**EXERCISE DIRECTIONS**
Print the listing in its entirety and exactly, leaving out images.

**INFORMATION GIVEN**
-=-=-=-=-

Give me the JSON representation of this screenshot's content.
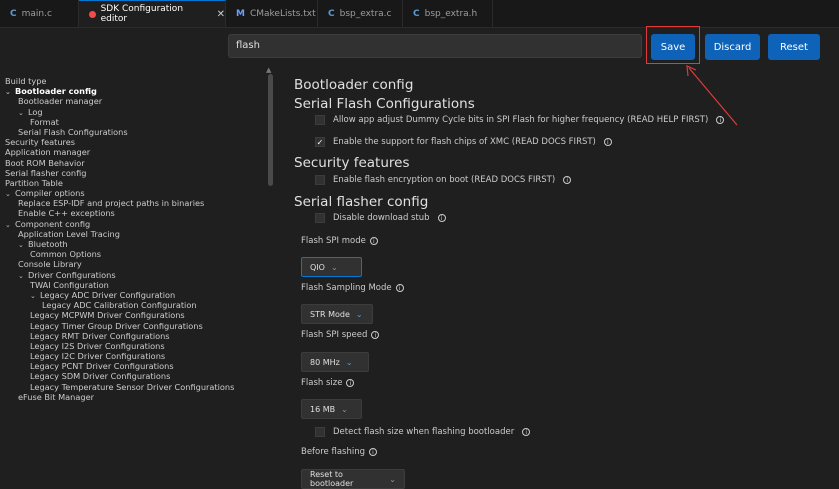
{
  "tabs": [
    {
      "label": "main.c",
      "icon": "c-file-icon",
      "glyph": "C"
    },
    {
      "label": "SDK Configuration editor",
      "icon": "modified-dot-icon",
      "active": true
    },
    {
      "label": "CMakeLists.txt",
      "icon": "m-file-icon",
      "glyph": "M"
    },
    {
      "label": "bsp_extra.c",
      "icon": "c-file-icon",
      "glyph": "C"
    },
    {
      "label": "bsp_extra.h",
      "icon": "c-file-icon",
      "glyph": "C"
    }
  ],
  "close_glyph": "✕",
  "search": {
    "value": "flash"
  },
  "toolbar": {
    "save_label": "Save",
    "discard_label": "Discard",
    "reset_label": "Reset"
  },
  "tree": [
    {
      "label": "Build type",
      "indent": 0
    },
    {
      "label": "Bootloader config",
      "indent": 0,
      "chev": true,
      "bold": true
    },
    {
      "label": "Bootloader manager",
      "indent": 1
    },
    {
      "label": "Log",
      "indent": 1,
      "chev": true
    },
    {
      "label": "Format",
      "indent": 2
    },
    {
      "label": "Serial Flash Configurations",
      "indent": 1
    },
    {
      "label": "Security features",
      "indent": 0
    },
    {
      "label": "Application manager",
      "indent": 0
    },
    {
      "label": "Boot ROM Behavior",
      "indent": 0
    },
    {
      "label": "Serial flasher config",
      "indent": 0
    },
    {
      "label": "Partition Table",
      "indent": 0
    },
    {
      "label": "Compiler options",
      "indent": 0,
      "chev": true
    },
    {
      "label": "Replace ESP-IDF and project paths in binaries",
      "indent": 1
    },
    {
      "label": "Enable C++ exceptions",
      "indent": 1
    },
    {
      "label": "Component config",
      "indent": 0,
      "chev": true
    },
    {
      "label": "Application Level Tracing",
      "indent": 1
    },
    {
      "label": "Bluetooth",
      "indent": 1,
      "chev": true
    },
    {
      "label": "Common Options",
      "indent": 2
    },
    {
      "label": "Console Library",
      "indent": 1
    },
    {
      "label": "Driver Configurations",
      "indent": 1,
      "chev": true
    },
    {
      "label": "TWAI Configuration",
      "indent": 2
    },
    {
      "label": "Legacy ADC Driver Configuration",
      "indent": 2,
      "chev": true
    },
    {
      "label": "Legacy ADC Calibration Configuration",
      "indent": 3
    },
    {
      "label": "Legacy MCPWM Driver Configurations",
      "indent": 2
    },
    {
      "label": "Legacy Timer Group Driver Configurations",
      "indent": 2
    },
    {
      "label": "Legacy RMT Driver Configurations",
      "indent": 2
    },
    {
      "label": "Legacy I2S Driver Configurations",
      "indent": 2
    },
    {
      "label": "Legacy I2C Driver Configurations",
      "indent": 2
    },
    {
      "label": "Legacy PCNT Driver Configurations",
      "indent": 2
    },
    {
      "label": "Legacy SDM Driver Configurations",
      "indent": 2
    },
    {
      "label": "Legacy Temperature Sensor Driver Configurations",
      "indent": 2
    },
    {
      "label": "eFuse Bit Manager",
      "indent": 1
    }
  ],
  "content": {
    "bootloader_config": "Bootloader config",
    "serial_flash_configurations": "Serial Flash Configurations",
    "allow_dummy_cycle": "Allow app adjust Dummy Cycle bits in SPI Flash for higher frequency (READ HELP FIRST)",
    "enable_xmc": "Enable the support for flash chips of XMC (READ DOCS FIRST)",
    "security_features": "Security features",
    "enable_flash_encryption": "Enable flash encryption on boot (READ DOCS FIRST)",
    "serial_flasher_config": "Serial flasher config",
    "disable_download_stub": "Disable download stub",
    "flash_spi_mode_label": "Flash SPI mode",
    "flash_spi_mode_value": "QIO",
    "flash_sampling_mode_label": "Flash Sampling Mode",
    "flash_sampling_mode_value": "STR Mode",
    "flash_spi_speed_label": "Flash SPI speed",
    "flash_spi_speed_value": "80 MHz",
    "flash_size_label": "Flash size",
    "flash_size_value": "16 MB",
    "detect_flash_size": "Detect flash size when flashing bootloader",
    "before_flashing_label": "Before flashing",
    "before_flashing_value": "Reset to bootloader"
  },
  "checks": {
    "allow_dummy_cycle": false,
    "enable_xmc": true,
    "enable_flash_encryption": false,
    "disable_download_stub": false,
    "detect_flash_size": false
  },
  "glyphs": {
    "check": "✓",
    "info": "i",
    "caret": "⌄",
    "chev_down": "⌄",
    "scroll_up": "▲"
  },
  "colors": {
    "accent": "#0e63b8",
    "annotation": "#e03a3a"
  }
}
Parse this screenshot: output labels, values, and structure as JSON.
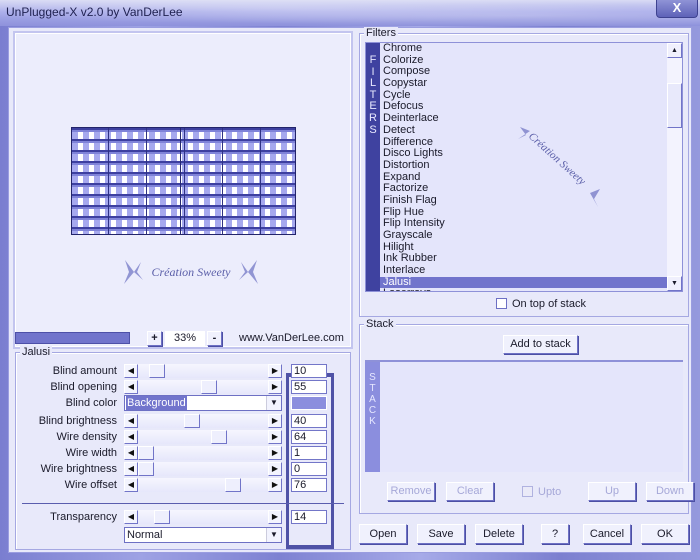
{
  "window": {
    "title": "UnPlugged-X v2.0 by VanDerLee",
    "close_glyph": "X"
  },
  "preview": {
    "watermark": "Création Sweety",
    "zoom_in_label": "+",
    "zoom_out_label": "-",
    "zoom_level": "33%",
    "website": "www.VanDerLee.com"
  },
  "jalusi": {
    "group_label": "Jalusi",
    "params": [
      {
        "label": "Blind amount",
        "value": "10",
        "position": 0.1
      },
      {
        "label": "Blind opening",
        "value": "55",
        "position": 0.55
      },
      {
        "label": "Blind brightness",
        "value": "40",
        "position": 0.4
      },
      {
        "label": "Wire density",
        "value": "64",
        "position": 0.64
      },
      {
        "label": "Wire width",
        "value": "1",
        "position": 0.0
      },
      {
        "label": "Wire brightness",
        "value": "0",
        "position": 0.0
      },
      {
        "label": "Wire offset",
        "value": "76",
        "position": 0.76
      }
    ],
    "blind_color": {
      "label": "Blind color",
      "selected": "Background",
      "swatch": "#8b8ede"
    },
    "transparency": {
      "label": "Transparency",
      "value": "14",
      "position": 0.14
    },
    "blend_mode": "Normal"
  },
  "filters": {
    "group_label": "Filters",
    "side_label": [
      "F",
      "I",
      "L",
      "T",
      "E",
      "R",
      "S"
    ],
    "items": [
      "Chrome",
      "Colorize",
      "Compose",
      "Copystar",
      "Cycle",
      "Defocus",
      "Deinterlace",
      "Detect",
      "Difference",
      "Disco Lights",
      "Distortion",
      "Expand",
      "Factorize",
      "Finish Flag",
      "Flip Hue",
      "Flip Intensity",
      "Grayscale",
      "Hilight",
      "Ink Rubber",
      "Interlace",
      "Jalusi",
      "Laserrays"
    ],
    "selected": "Jalusi",
    "on_top_label": "On top of stack",
    "watermark": "Création Sweety"
  },
  "stack": {
    "group_label": "Stack",
    "add_label": "Add to stack",
    "side_label": [
      "S",
      "T",
      "A",
      "C",
      "K"
    ],
    "remove_label": "Remove",
    "clear_label": "Clear",
    "upto_label": "Upto",
    "up_label": "Up",
    "down_label": "Down"
  },
  "footer": {
    "open_label": "Open",
    "save_label": "Save",
    "delete_label": "Delete",
    "help_label": "?",
    "cancel_label": "Cancel",
    "ok_label": "OK"
  }
}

-=-=-=-=-

**TASK SOLUTION**
Give me the JSON representation of this screenshot's content.
{
  "tabs": [
    {
      "label": "main.c",
      "icon": "c-file-icon",
      "glyph": "C"
    },
    {
      "label": "SDK Configuration editor",
      "icon": "modified-dot-icon",
      "active": true
    },
    {
      "label": "CMakeLists.txt",
      "icon": "m-file-icon",
      "glyph": "M"
    },
    {
      "label": "bsp_extra.c",
      "icon": "c-file-icon",
      "glyph": "C"
    },
    {
      "label": "bsp_extra.h",
      "icon": "c-file-icon",
      "glyph": "C"
    }
  ],
  "close_glyph": "✕",
  "search": {
    "value": "flash"
  },
  "toolbar": {
    "save_label": "Save",
    "discard_label": "Discard",
    "reset_label": "Reset"
  },
  "tree": [
    {
      "label": "Build type",
      "indent": 0
    },
    {
      "label": "Bootloader config",
      "indent": 0,
      "chev": true,
      "bold": true
    },
    {
      "label": "Bootloader manager",
      "indent": 1
    },
    {
      "label": "Log",
      "indent": 1,
      "chev": true
    },
    {
      "label": "Format",
      "indent": 2
    },
    {
      "label": "Serial Flash Configurations",
      "indent": 1
    },
    {
      "label": "Security features",
      "indent": 0
    },
    {
      "label": "Application manager",
      "indent": 0
    },
    {
      "label": "Boot ROM Behavior",
      "indent": 0
    },
    {
      "label": "Serial flasher config",
      "indent": 0
    },
    {
      "label": "Partition Table",
      "indent": 0
    },
    {
      "label": "Compiler options",
      "indent": 0,
      "chev": true
    },
    {
      "label": "Replace ESP-IDF and project paths in binaries",
      "indent": 1
    },
    {
      "label": "Enable C++ exceptions",
      "indent": 1
    },
    {
      "label": "Component config",
      "indent": 0,
      "chev": true
    },
    {
      "label": "Application Level Tracing",
      "indent": 1
    },
    {
      "label": "Bluetooth",
      "indent": 1,
      "chev": true
    },
    {
      "label": "Common Options",
      "indent": 2
    },
    {
      "label": "Console Library",
      "indent": 1
    },
    {
      "label": "Driver Configurations",
      "indent": 1,
      "chev": true
    },
    {
      "label": "TWAI Configuration",
      "indent": 2
    },
    {
      "label": "Legacy ADC Driver Configuration",
      "indent": 2,
      "chev": true
    },
    {
      "label": "Legacy ADC Calibration Configuration",
      "indent": 3
    },
    {
      "label": "Legacy MCPWM Driver Configurations",
      "indent": 2
    },
    {
      "label": "Legacy Timer Group Driver Configurations",
      "indent": 2
    },
    {
      "label": "Legacy RMT Driver Configurations",
      "indent": 2
    },
    {
      "label": "Legacy I2S Driver Configurations",
      "indent": 2
    },
    {
      "label": "Legacy I2C Driver Configurations",
      "indent": 2
    },
    {
      "label": "Legacy PCNT Driver Configurations",
      "indent": 2
    },
    {
      "label": "Legacy SDM Driver Configurations",
      "indent": 2
    },
    {
      "label": "Legacy Temperature Sensor Driver Configurations",
      "indent": 2
    },
    {
      "label": "eFuse Bit Manager",
      "indent": 1
    }
  ],
  "content": {
    "bootloader_config": "Bootloader config",
    "serial_flash_configurations": "Serial Flash Configurations",
    "allow_dummy_cycle": "Allow app adjust Dummy Cycle bits in SPI Flash for higher frequency (READ HELP FIRST)",
    "enable_xmc": "Enable the support for flash chips of XMC (READ DOCS FIRST)",
    "security_features": "Security features",
    "enable_flash_encryption": "Enable flash encryption on boot (READ DOCS FIRST)",
    "serial_flasher_config": "Serial flasher config",
    "disable_download_stub": "Disable download stub",
    "flash_spi_mode_label": "Flash SPI mode",
    "flash_spi_mode_value": "QIO",
    "flash_sampling_mode_label": "Flash Sampling Mode",
    "flash_sampling_mode_value": "STR Mode",
    "flash_spi_speed_label": "Flash SPI speed",
    "flash_spi_speed_value": "80 MHz",
    "flash_size_label": "Flash size",
    "flash_size_value": "16 MB",
    "detect_flash_size": "Detect flash size when flashing bootloader",
    "before_flashing_label": "Before flashing",
    "before_flashing_value": "Reset to bootloader"
  },
  "checks": {
    "allow_dummy_cycle": false,
    "enable_xmc": true,
    "enable_flash_encryption": false,
    "disable_download_stub": false,
    "detect_flash_size": false
  },
  "glyphs": {
    "check": "✓",
    "info": "i",
    "caret": "⌄",
    "chev_down": "⌄",
    "scroll_up": "▲"
  },
  "colors": {
    "accent": "#0e63b8",
    "annotation": "#e03a3a"
  }
}
Parse this screenshot: output labels, values, and structure as JSON.
{
  "window": {
    "title": "UnPlugged-X v2.0 by VanDerLee",
    "close_glyph": "X"
  },
  "preview": {
    "watermark": "Création Sweety",
    "zoom_in_label": "+",
    "zoom_out_label": "-",
    "zoom_level": "33%",
    "website": "www.VanDerLee.com"
  },
  "jalusi": {
    "group_label": "Jalusi",
    "params": [
      {
        "label": "Blind amount",
        "value": "10",
        "position": 0.1
      },
      {
        "label": "Blind opening",
        "value": "55",
        "position": 0.55
      },
      {
        "label": "Blind brightness",
        "value": "40",
        "position": 0.4
      },
      {
        "label": "Wire density",
        "value": "64",
        "position": 0.64
      },
      {
        "label": "Wire width",
        "value": "1",
        "position": 0.0
      },
      {
        "label": "Wire brightness",
        "value": "0",
        "position": 0.0
      },
      {
        "label": "Wire offset",
        "value": "76",
        "position": 0.76
      }
    ],
    "blind_color": {
      "label": "Blind color",
      "selected": "Background",
      "swatch": "#8b8ede"
    },
    "transparency": {
      "label": "Transparency",
      "value": "14",
      "position": 0.14
    },
    "blend_mode": "Normal"
  },
  "filters": {
    "group_label": "Filters",
    "side_label": [
      "F",
      "I",
      "L",
      "T",
      "E",
      "R",
      "S"
    ],
    "items": [
      "Chrome",
      "Colorize",
      "Compose",
      "Copystar",
      "Cycle",
      "Defocus",
      "Deinterlace",
      "Detect",
      "Difference",
      "Disco Lights",
      "Distortion",
      "Expand",
      "Factorize",
      "Finish Flag",
      "Flip Hue",
      "Flip Intensity",
      "Grayscale",
      "Hilight",
      "Ink Rubber",
      "Interlace",
      "Jalusi",
      "Laserrays"
    ],
    "selected": "Jalusi",
    "on_top_label": "On top of stack",
    "watermark": "Création Sweety"
  },
  "stack": {
    "group_label": "Stack",
    "add_label": "Add to stack",
    "side_label": [
      "S",
      "T",
      "A",
      "C",
      "K"
    ],
    "remove_label": "Remove",
    "clear_label": "Clear",
    "upto_label": "Upto",
    "up_label": "Up",
    "down_label": "Down"
  },
  "footer": {
    "open_label": "Open",
    "save_label": "Save",
    "delete_label": "Delete",
    "help_label": "?",
    "cancel_label": "Cancel",
    "ok_label": "OK"
  }
}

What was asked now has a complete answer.